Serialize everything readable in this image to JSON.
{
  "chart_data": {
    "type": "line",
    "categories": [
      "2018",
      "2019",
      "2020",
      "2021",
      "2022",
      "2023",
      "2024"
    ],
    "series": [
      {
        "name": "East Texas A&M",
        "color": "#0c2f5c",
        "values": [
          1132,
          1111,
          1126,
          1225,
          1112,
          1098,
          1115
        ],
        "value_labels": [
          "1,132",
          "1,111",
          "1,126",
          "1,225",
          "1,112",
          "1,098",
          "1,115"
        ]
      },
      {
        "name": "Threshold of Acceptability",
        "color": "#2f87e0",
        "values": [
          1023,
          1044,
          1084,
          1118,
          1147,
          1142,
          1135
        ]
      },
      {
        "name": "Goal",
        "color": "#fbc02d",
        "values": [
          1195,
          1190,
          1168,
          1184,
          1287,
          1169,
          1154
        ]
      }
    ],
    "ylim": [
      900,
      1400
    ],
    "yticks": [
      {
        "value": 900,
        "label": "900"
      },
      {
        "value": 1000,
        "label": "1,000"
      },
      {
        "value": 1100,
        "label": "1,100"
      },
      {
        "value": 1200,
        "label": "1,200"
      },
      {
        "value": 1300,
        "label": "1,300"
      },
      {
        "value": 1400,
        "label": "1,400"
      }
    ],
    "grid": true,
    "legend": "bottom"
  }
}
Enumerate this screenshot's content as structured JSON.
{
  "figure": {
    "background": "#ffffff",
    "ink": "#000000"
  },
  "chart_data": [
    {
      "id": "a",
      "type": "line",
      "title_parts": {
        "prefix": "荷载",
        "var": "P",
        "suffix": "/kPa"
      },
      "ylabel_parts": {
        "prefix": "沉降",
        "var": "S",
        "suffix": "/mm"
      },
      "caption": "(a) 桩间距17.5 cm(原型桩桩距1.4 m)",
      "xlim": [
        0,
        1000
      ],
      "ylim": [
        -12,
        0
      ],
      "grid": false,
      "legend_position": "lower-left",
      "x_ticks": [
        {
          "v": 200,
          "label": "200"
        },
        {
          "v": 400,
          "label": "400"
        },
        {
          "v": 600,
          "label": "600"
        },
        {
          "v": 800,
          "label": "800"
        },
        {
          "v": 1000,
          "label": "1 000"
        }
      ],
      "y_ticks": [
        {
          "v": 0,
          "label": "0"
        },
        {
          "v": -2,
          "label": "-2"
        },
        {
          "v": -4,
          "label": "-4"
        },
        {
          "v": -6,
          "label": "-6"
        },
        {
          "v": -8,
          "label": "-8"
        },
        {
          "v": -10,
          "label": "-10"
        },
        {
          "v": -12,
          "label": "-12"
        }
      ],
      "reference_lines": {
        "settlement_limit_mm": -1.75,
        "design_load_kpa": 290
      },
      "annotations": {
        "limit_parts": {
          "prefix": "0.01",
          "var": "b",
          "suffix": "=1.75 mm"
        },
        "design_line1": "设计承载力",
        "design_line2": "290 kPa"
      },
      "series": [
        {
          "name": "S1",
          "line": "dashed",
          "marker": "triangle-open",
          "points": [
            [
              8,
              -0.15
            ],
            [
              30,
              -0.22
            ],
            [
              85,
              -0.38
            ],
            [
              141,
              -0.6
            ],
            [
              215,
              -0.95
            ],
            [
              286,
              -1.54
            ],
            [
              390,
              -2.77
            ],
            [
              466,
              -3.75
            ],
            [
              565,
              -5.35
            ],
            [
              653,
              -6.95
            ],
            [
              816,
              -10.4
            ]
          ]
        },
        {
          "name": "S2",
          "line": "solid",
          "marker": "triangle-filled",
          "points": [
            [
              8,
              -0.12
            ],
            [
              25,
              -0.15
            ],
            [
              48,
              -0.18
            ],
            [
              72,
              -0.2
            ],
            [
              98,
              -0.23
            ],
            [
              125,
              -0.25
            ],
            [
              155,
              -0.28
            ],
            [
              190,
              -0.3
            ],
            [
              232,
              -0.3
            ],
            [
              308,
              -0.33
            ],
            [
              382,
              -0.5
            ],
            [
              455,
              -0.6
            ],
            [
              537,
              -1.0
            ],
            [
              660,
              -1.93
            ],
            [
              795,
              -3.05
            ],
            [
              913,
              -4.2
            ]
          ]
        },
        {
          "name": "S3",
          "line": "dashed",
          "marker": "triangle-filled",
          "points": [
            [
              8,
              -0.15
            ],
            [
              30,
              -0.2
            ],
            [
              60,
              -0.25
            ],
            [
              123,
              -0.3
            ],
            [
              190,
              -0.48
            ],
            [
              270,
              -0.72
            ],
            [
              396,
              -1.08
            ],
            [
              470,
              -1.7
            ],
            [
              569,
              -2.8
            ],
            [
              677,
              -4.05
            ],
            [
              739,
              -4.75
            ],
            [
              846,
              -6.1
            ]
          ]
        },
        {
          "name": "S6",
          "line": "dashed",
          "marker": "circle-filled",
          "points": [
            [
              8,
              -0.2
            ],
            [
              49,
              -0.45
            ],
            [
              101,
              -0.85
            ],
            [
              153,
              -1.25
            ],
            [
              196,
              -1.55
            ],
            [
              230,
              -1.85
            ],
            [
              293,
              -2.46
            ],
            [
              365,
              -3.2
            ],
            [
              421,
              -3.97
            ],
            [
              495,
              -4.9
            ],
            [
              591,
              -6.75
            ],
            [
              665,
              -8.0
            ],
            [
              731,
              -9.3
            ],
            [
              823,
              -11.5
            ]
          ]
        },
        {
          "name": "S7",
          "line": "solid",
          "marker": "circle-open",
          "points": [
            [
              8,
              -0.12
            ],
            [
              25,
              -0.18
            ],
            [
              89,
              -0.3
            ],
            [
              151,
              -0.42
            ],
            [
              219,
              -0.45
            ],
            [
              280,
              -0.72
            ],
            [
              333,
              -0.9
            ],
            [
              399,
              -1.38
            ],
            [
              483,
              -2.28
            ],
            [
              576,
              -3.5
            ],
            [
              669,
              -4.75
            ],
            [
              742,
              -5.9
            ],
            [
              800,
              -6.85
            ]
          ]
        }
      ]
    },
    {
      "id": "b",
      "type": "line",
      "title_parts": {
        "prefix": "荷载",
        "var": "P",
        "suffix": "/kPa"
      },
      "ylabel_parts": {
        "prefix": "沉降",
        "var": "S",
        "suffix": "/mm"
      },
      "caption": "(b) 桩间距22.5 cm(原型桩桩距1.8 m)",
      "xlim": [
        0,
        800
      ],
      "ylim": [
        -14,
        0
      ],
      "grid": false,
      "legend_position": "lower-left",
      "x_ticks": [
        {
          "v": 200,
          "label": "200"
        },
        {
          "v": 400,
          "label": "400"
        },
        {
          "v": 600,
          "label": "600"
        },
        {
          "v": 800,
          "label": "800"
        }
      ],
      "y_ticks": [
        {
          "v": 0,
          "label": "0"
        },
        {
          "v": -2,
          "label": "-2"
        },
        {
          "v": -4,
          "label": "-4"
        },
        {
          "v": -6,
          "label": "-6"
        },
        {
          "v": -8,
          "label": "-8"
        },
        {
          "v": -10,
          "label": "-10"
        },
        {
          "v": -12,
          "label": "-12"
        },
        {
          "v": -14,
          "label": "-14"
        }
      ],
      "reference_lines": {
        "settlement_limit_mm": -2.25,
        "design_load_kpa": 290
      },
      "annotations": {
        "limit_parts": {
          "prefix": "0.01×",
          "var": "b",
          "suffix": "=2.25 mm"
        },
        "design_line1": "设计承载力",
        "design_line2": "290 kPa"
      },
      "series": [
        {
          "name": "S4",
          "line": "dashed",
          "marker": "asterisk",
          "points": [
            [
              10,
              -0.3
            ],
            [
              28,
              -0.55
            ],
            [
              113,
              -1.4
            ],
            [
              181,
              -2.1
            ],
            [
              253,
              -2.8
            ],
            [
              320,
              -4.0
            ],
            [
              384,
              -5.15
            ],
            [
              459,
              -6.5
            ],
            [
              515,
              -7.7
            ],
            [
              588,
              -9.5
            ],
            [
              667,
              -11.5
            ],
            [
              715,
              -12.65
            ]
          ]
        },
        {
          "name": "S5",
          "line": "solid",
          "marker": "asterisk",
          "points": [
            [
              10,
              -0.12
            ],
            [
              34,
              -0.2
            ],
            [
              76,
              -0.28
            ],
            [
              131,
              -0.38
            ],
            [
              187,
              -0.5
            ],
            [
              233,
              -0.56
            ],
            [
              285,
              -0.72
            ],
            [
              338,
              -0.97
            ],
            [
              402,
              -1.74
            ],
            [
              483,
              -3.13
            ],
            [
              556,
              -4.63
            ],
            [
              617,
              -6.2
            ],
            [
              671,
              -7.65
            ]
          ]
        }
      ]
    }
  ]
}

_Direction_: Select and copy every line of the material that holds the string "color".

_Complete answer_:
        "color": "#0c2f5c",
        "color": "#2f87e0",
        "color": "#fbc02d",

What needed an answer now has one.